*Problem to solve*
Copy every record below exactly as written, but leave out the pictures.

*Provided data*
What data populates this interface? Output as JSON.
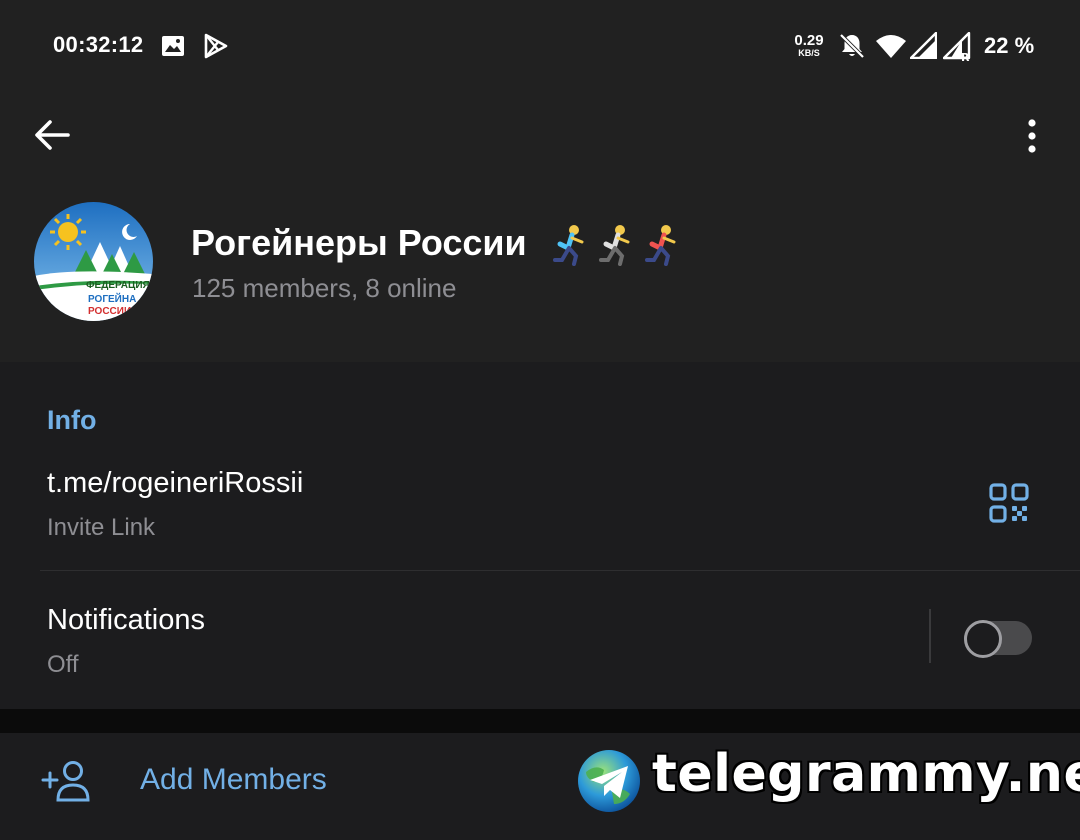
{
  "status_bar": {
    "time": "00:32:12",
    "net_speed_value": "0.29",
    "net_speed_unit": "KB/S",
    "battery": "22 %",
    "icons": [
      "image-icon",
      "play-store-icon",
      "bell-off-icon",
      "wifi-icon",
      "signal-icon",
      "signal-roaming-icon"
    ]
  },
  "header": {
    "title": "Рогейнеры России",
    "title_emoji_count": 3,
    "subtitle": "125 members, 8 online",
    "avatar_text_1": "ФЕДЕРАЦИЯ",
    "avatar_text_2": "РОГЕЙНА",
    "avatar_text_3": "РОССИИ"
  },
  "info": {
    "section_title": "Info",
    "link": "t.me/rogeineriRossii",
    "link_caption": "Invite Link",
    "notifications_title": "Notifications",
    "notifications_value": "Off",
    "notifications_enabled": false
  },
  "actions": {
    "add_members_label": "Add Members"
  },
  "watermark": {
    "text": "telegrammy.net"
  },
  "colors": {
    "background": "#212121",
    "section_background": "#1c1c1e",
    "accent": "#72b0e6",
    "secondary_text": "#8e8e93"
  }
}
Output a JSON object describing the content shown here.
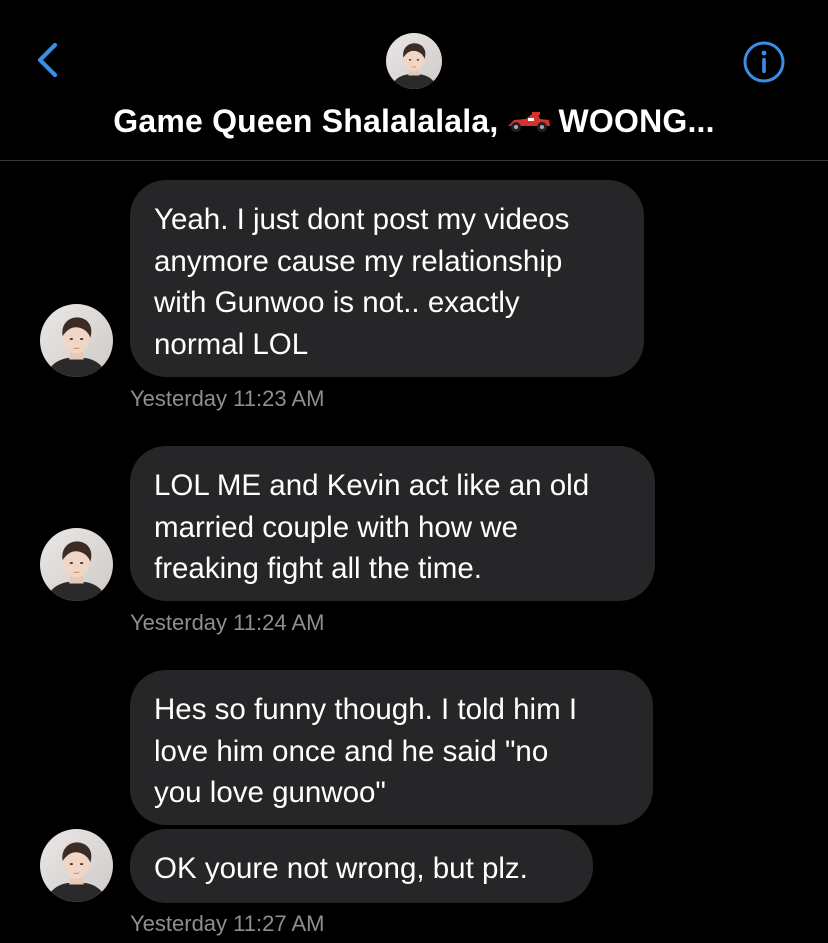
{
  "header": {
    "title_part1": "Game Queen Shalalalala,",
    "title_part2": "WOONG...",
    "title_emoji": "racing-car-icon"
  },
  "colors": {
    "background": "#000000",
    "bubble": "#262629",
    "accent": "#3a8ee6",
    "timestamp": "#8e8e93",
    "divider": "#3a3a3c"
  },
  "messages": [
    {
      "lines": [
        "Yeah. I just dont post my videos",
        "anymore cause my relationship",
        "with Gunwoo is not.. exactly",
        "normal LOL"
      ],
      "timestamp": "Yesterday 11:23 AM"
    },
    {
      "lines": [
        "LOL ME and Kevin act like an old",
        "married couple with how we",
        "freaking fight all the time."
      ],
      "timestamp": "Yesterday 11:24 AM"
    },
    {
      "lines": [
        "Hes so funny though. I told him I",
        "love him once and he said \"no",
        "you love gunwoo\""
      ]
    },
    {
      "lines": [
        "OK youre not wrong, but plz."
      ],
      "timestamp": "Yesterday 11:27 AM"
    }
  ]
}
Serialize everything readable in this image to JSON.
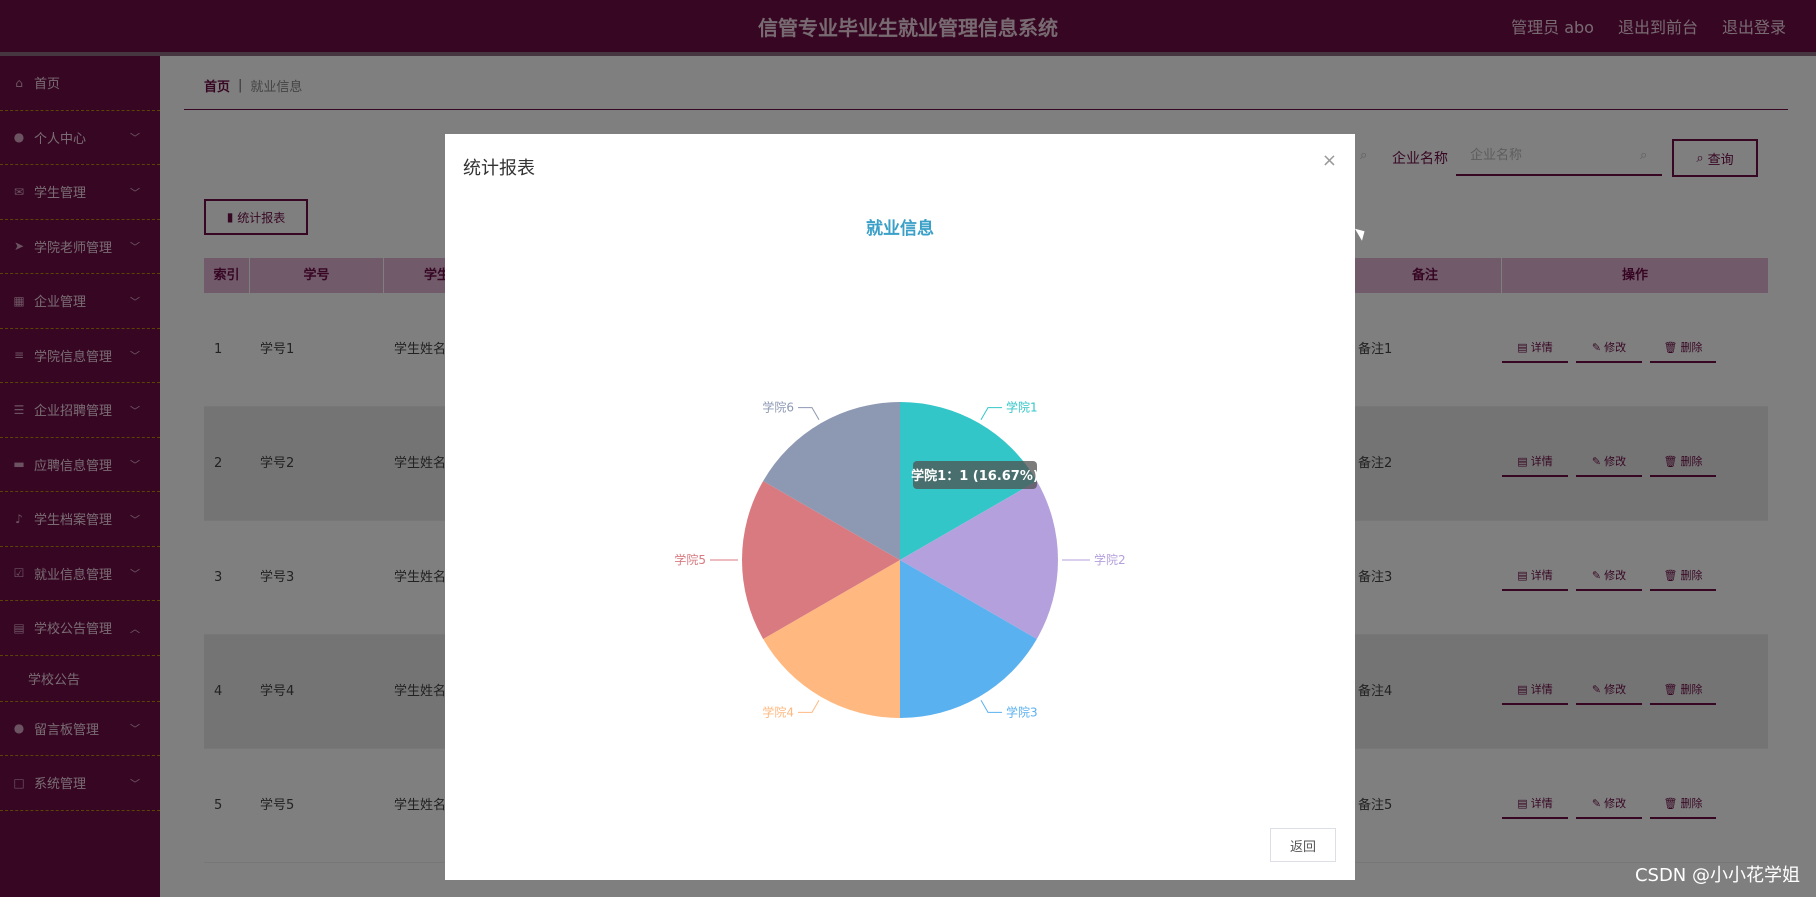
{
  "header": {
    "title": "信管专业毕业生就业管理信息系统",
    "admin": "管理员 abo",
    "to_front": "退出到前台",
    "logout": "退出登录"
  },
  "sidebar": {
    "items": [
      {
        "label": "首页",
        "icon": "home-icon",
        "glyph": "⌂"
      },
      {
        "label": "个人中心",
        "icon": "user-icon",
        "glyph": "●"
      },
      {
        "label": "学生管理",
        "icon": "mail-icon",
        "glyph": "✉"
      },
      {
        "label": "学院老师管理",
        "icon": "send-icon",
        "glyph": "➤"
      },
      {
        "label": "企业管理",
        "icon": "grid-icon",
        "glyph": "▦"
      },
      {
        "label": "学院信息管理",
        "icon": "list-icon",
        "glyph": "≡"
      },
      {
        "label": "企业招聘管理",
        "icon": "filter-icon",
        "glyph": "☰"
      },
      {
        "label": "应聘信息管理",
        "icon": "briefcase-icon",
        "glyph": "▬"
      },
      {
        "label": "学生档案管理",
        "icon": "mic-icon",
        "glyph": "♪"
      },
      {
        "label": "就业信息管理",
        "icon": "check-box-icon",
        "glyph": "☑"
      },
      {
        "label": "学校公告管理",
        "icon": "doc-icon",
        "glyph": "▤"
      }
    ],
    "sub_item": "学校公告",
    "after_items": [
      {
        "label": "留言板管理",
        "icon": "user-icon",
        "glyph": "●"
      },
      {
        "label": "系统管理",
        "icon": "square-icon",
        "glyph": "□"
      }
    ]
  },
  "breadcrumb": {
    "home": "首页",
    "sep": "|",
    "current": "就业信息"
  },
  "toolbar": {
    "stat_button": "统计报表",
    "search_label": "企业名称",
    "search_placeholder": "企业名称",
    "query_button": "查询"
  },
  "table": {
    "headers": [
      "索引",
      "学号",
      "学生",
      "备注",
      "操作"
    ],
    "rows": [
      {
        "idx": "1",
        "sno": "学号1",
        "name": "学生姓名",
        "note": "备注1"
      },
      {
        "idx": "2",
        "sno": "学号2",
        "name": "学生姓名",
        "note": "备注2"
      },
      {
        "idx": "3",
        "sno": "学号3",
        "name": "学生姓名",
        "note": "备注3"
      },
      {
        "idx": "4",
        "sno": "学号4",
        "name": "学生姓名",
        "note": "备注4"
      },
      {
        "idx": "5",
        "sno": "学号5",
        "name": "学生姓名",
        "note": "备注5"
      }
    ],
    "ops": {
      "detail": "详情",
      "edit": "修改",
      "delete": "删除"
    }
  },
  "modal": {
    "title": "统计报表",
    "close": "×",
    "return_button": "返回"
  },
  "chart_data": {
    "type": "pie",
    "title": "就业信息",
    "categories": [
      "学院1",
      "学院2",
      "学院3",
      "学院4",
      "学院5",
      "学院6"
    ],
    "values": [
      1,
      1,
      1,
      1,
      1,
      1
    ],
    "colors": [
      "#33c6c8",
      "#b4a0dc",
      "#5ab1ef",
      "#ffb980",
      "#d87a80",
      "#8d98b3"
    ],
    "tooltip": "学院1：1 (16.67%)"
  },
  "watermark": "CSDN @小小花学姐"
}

*Correct output*
What data populates this interface? Output as JSON.
{
  "status_bar": {
    "time": "00:32:12",
    "net_speed_value": "0.29",
    "net_speed_unit": "KB/S",
    "battery": "22 %",
    "icons": [
      "image-icon",
      "play-store-icon",
      "bell-off-icon",
      "wifi-icon",
      "signal-icon",
      "signal-roaming-icon"
    ]
  },
  "header": {
    "title": "Рогейнеры России",
    "title_emoji_count": 3,
    "subtitle": "125 members, 8 online",
    "avatar_text_1": "ФЕДЕРАЦИЯ",
    "avatar_text_2": "РОГЕЙНА",
    "avatar_text_3": "РОССИИ"
  },
  "info": {
    "section_title": "Info",
    "link": "t.me/rogeineriRossii",
    "link_caption": "Invite Link",
    "notifications_title": "Notifications",
    "notifications_value": "Off",
    "notifications_enabled": false
  },
  "actions": {
    "add_members_label": "Add Members"
  },
  "watermark": {
    "text": "telegrammy.net"
  },
  "colors": {
    "background": "#212121",
    "section_background": "#1c1c1e",
    "accent": "#72b0e6",
    "secondary_text": "#8e8e93"
  }
}
Output a JSON object describing the content shown here.
{
  "header": {
    "title_part1": "Game Queen Shalalalala,",
    "title_part2": "WOONG...",
    "title_emoji": "racing-car-icon"
  },
  "colors": {
    "background": "#000000",
    "bubble": "#262629",
    "accent": "#3a8ee6",
    "timestamp": "#8e8e93",
    "divider": "#3a3a3c"
  },
  "messages": [
    {
      "lines": [
        "Yeah. I just dont post my videos",
        "anymore cause my relationship",
        "with Gunwoo is not.. exactly",
        "normal LOL"
      ],
      "timestamp": "Yesterday 11:23 AM"
    },
    {
      "lines": [
        "LOL ME and Kevin act like an old",
        "married couple with how we",
        "freaking fight all the time."
      ],
      "timestamp": "Yesterday 11:24 AM"
    },
    {
      "lines": [
        "Hes so funny though. I told him I",
        "love him once and he said \"no",
        "you love gunwoo\""
      ]
    },
    {
      "lines": [
        "OK youre not wrong, but plz."
      ],
      "timestamp": "Yesterday 11:27 AM"
    }
  ]
}
Serialize everything readable in this image to JSON.
{
  "header": {
    "title": "信管专业毕业生就业管理信息系统",
    "admin": "管理员 abo",
    "to_front": "退出到前台",
    "logout": "退出登录"
  },
  "sidebar": {
    "items": [
      {
        "label": "首页",
        "icon": "home-icon",
        "glyph": "⌂"
      },
      {
        "label": "个人中心",
        "icon": "user-icon",
        "glyph": "●"
      },
      {
        "label": "学生管理",
        "icon": "mail-icon",
        "glyph": "✉"
      },
      {
        "label": "学院老师管理",
        "icon": "send-icon",
        "glyph": "➤"
      },
      {
        "label": "企业管理",
        "icon": "grid-icon",
        "glyph": "▦"
      },
      {
        "label": "学院信息管理",
        "icon": "list-icon",
        "glyph": "≡"
      },
      {
        "label": "企业招聘管理",
        "icon": "filter-icon",
        "glyph": "☰"
      },
      {
        "label": "应聘信息管理",
        "icon": "briefcase-icon",
        "glyph": "▬"
      },
      {
        "label": "学生档案管理",
        "icon": "mic-icon",
        "glyph": "♪"
      },
      {
        "label": "就业信息管理",
        "icon": "check-box-icon",
        "glyph": "☑"
      },
      {
        "label": "学校公告管理",
        "icon": "doc-icon",
        "glyph": "▤"
      }
    ],
    "sub_item": "学校公告",
    "after_items": [
      {
        "label": "留言板管理",
        "icon": "user-icon",
        "glyph": "●"
      },
      {
        "label": "系统管理",
        "icon": "square-icon",
        "glyph": "□"
      }
    ]
  },
  "breadcrumb": {
    "home": "首页",
    "sep": "|",
    "current": "就业信息"
  },
  "toolbar": {
    "stat_button": "统计报表",
    "search_label": "企业名称",
    "search_placeholder": "企业名称",
    "query_button": "查询"
  },
  "table": {
    "headers": [
      "索引",
      "学号",
      "学生",
      "备注",
      "操作"
    ],
    "rows": [
      {
        "idx": "1",
        "sno": "学号1",
        "name": "学生姓名",
        "note": "备注1"
      },
      {
        "idx": "2",
        "sno": "学号2",
        "name": "学生姓名",
        "note": "备注2"
      },
      {
        "idx": "3",
        "sno": "学号3",
        "name": "学生姓名",
        "note": "备注3"
      },
      {
        "idx": "4",
        "sno": "学号4",
        "name": "学生姓名",
        "note": "备注4"
      },
      {
        "idx": "5",
        "sno": "学号5",
        "name": "学生姓名",
        "note": "备注5"
      }
    ],
    "ops": {
      "detail": "详情",
      "edit": "修改",
      "delete": "删除"
    }
  },
  "modal": {
    "title": "统计报表",
    "close": "×",
    "return_button": "返回"
  },
  "chart_data": {
    "type": "pie",
    "title": "就业信息",
    "categories": [
      "学院1",
      "学院2",
      "学院3",
      "学院4",
      "学院5",
      "学院6"
    ],
    "values": [
      1,
      1,
      1,
      1,
      1,
      1
    ],
    "colors": [
      "#33c6c8",
      "#b4a0dc",
      "#5ab1ef",
      "#ffb980",
      "#d87a80",
      "#8d98b3"
    ],
    "tooltip": "学院1：1 (16.67%)"
  },
  "watermark": "CSDN @小小花学姐"
}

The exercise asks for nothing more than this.